* [What needs to be done]:
Can you transcribe the data exactly? Leave the pictures out.

* [Exercise material]:
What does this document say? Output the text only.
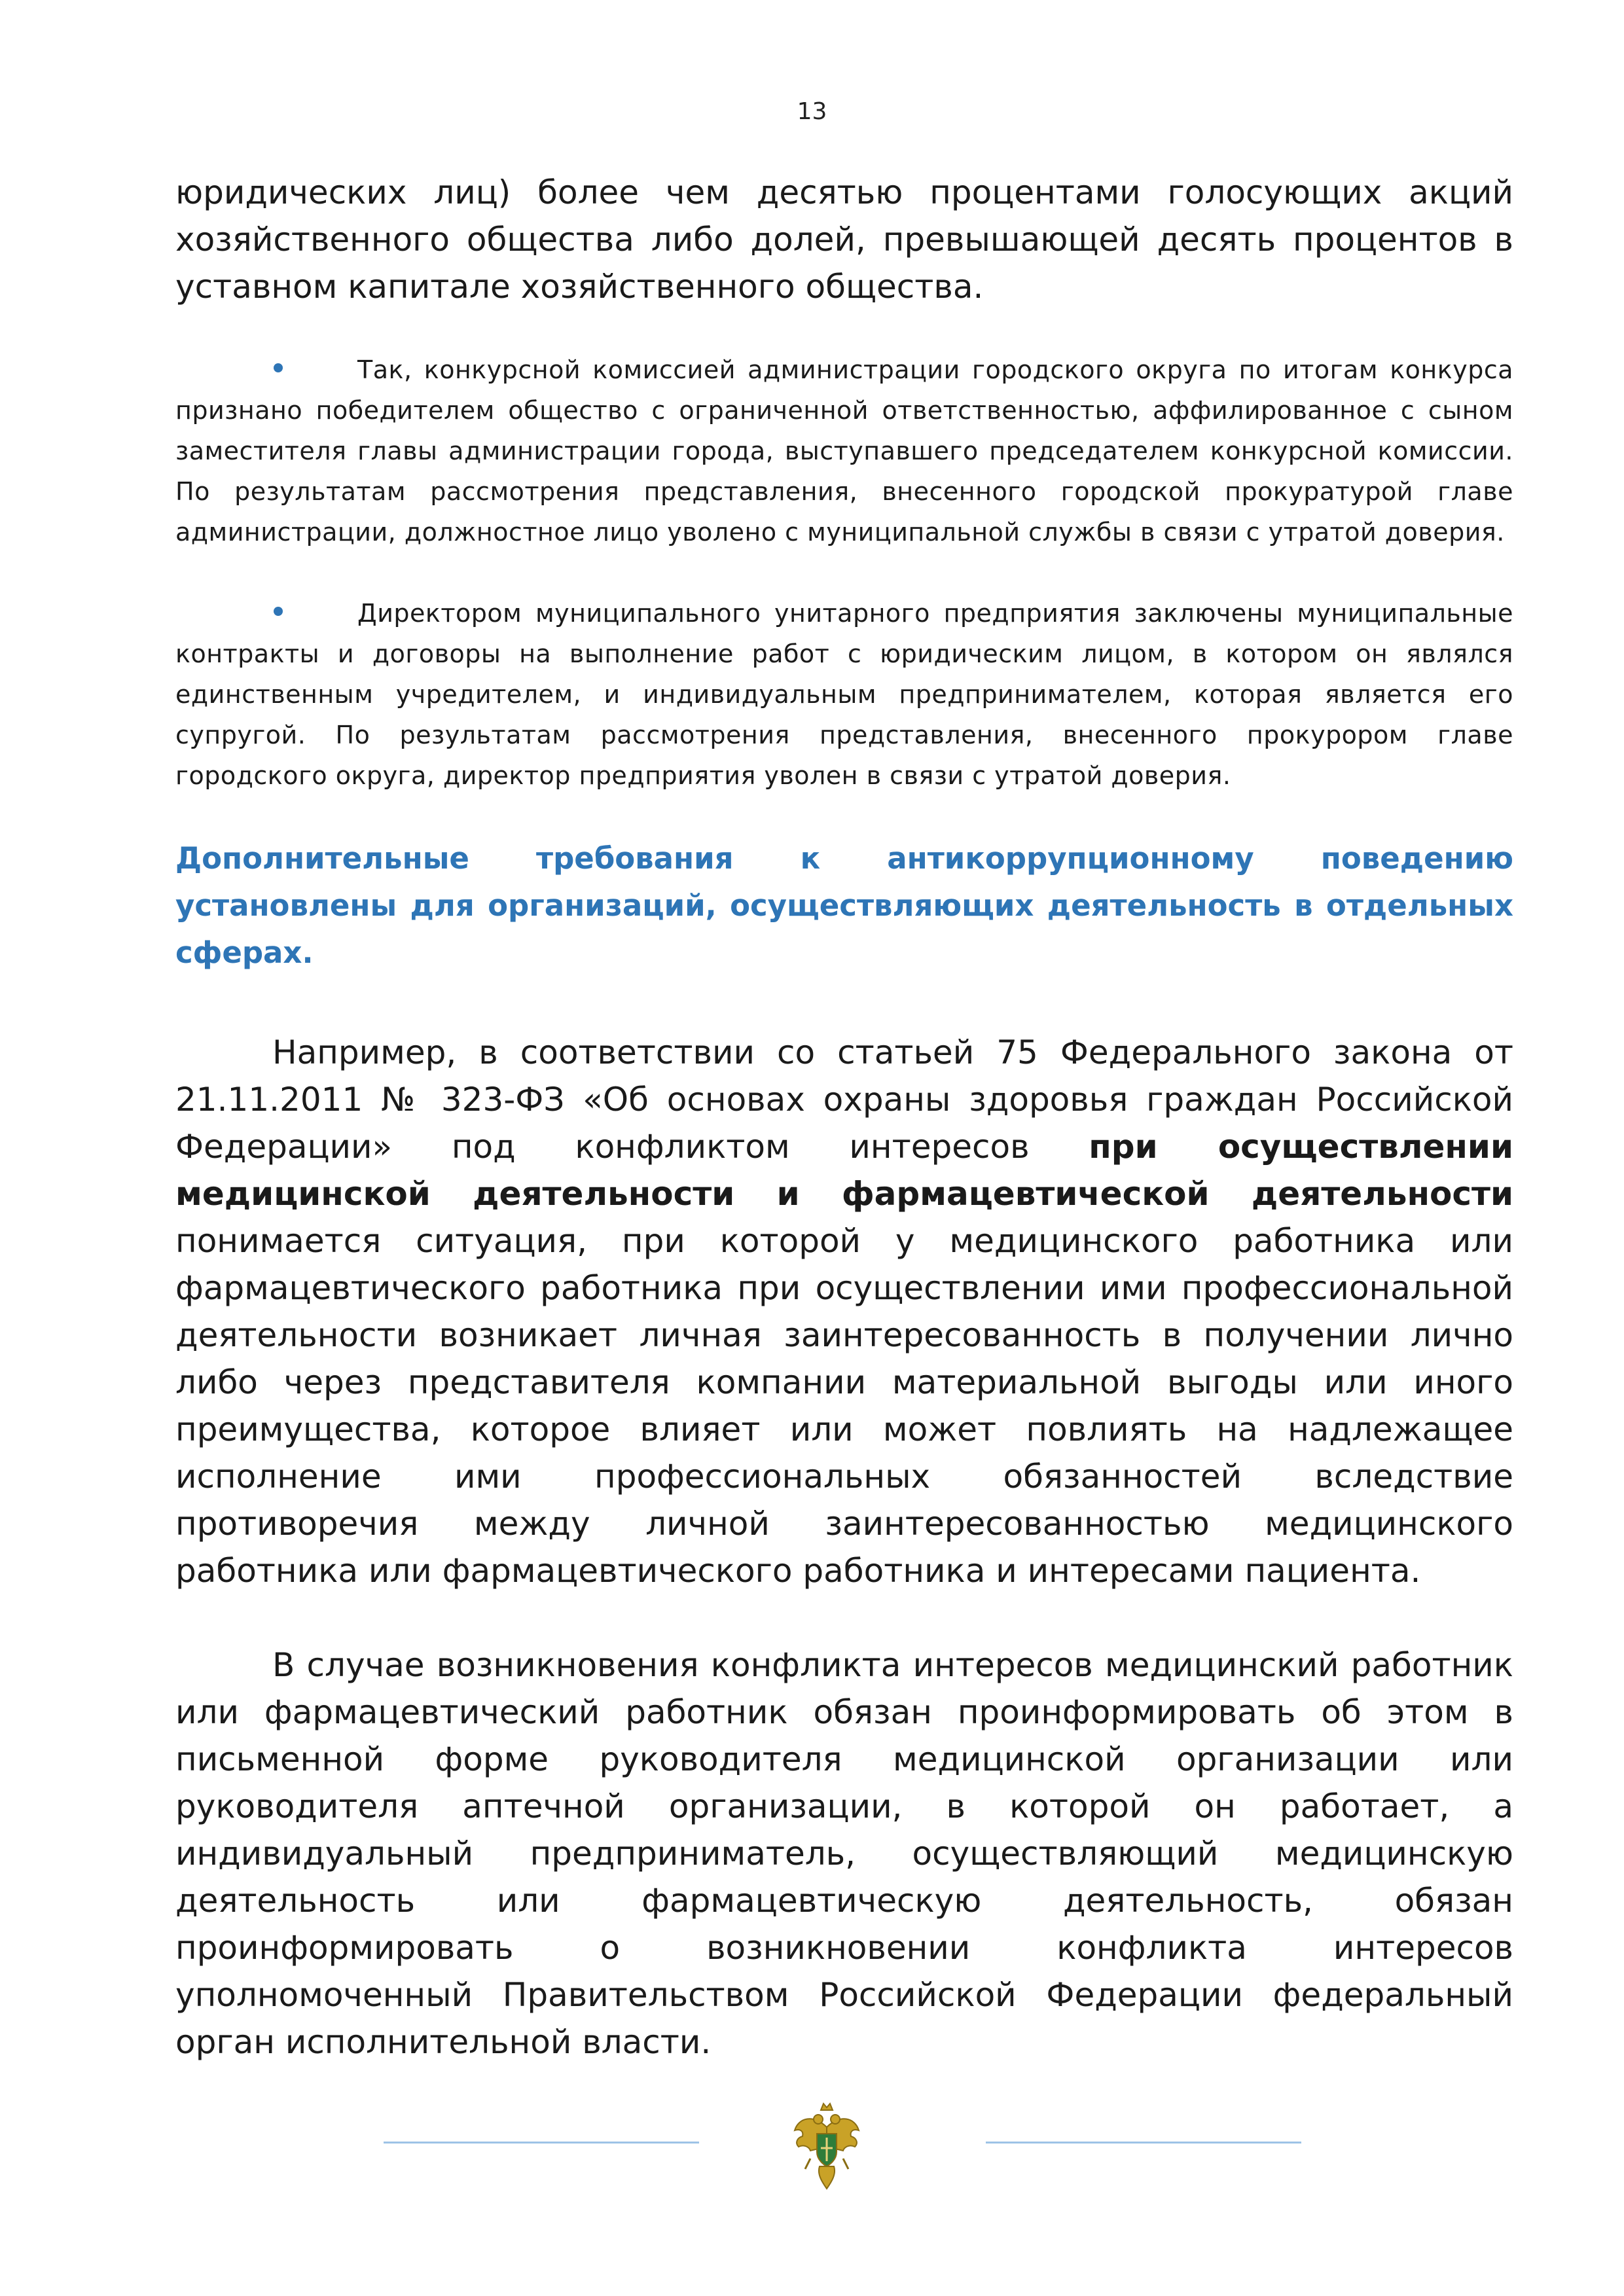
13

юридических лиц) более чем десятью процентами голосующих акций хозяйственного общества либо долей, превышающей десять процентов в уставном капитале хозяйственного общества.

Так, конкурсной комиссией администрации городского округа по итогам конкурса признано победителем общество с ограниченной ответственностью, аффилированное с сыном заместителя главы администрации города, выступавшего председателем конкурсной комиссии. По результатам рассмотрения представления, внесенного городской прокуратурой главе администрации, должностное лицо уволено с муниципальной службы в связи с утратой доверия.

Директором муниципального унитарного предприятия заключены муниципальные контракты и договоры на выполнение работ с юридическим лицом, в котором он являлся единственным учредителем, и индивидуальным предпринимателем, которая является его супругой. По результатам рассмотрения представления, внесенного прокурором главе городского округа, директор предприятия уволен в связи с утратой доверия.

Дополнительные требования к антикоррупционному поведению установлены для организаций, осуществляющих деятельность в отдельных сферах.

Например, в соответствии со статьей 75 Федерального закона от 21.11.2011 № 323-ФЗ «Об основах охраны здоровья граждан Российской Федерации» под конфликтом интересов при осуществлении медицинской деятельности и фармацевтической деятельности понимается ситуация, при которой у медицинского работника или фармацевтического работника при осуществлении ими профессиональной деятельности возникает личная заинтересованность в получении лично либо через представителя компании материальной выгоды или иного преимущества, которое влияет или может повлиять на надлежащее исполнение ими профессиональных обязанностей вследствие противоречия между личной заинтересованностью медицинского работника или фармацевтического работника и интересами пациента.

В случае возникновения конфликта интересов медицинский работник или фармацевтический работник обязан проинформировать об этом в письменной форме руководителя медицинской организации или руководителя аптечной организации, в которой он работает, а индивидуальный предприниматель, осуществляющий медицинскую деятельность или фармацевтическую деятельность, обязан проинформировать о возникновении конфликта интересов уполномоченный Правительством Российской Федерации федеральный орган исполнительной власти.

* [Final answer]:
What does this document say? Output the text only.
13

юридических лиц) более чем десятью процентами голосующих акций хозяйственного общества либо долей, превышающей десять процентов в уставном капитале хозяйственного общества.

Так, конкурсной комиссией администрации городского округа по итогам конкурса признано победителем общество с ограниченной ответственностью, аффилированное с сыном заместителя главы администрации города, выступавшего председателем конкурсной комиссии. По результатам рассмотрения представления, внесенного городской прокуратурой главе администрации, должностное лицо уволено с муниципальной службы в связи с утратой доверия.

Директором муниципального унитарного предприятия заключены муниципальные контракты и договоры на выполнение работ с юридическим лицом, в котором он являлся единственным учредителем, и индивидуальным предпринимателем, которая является его супругой. По результатам рассмотрения представления, внесенного прокурором главе городского округа, директор предприятия уволен в связи с утратой доверия.

Дополнительные требования к антикоррупционному поведению установлены для организаций, осуществляющих деятельность в отдельных сферах.

Например, в соответствии со статьей 75 Федерального закона от 21.11.2011 № 323-ФЗ «Об основах охраны здоровья граждан Российской Федерации» под конфликтом интересов при осуществлении медицинской деятельности и фармацевтической деятельности понимается ситуация, при которой у медицинского работника или фармацевтического работника при осуществлении ими профессиональной деятельности возникает личная заинтересованность в получении лично либо через представителя компании материальной выгоды или иного преимущества, которое влияет или может повлиять на надлежащее исполнение ими профессиональных обязанностей вследствие противоречия между личной заинтересованностью медицинского работника или фармацевтического работника и интересами пациента.

В случае возникновения конфликта интересов медицинский работник или фармацевтический работник обязан проинформировать об этом в письменной форме руководителя медицинской организации или руководителя аптечной организации, в которой он работает, а индивидуальный предприниматель, осуществляющий медицинскую деятельность или фармацевтическую деятельность, обязан проинформировать о возникновении конфликта интересов уполномоченный Правительством Российской Федерации федеральный орган исполнительной власти.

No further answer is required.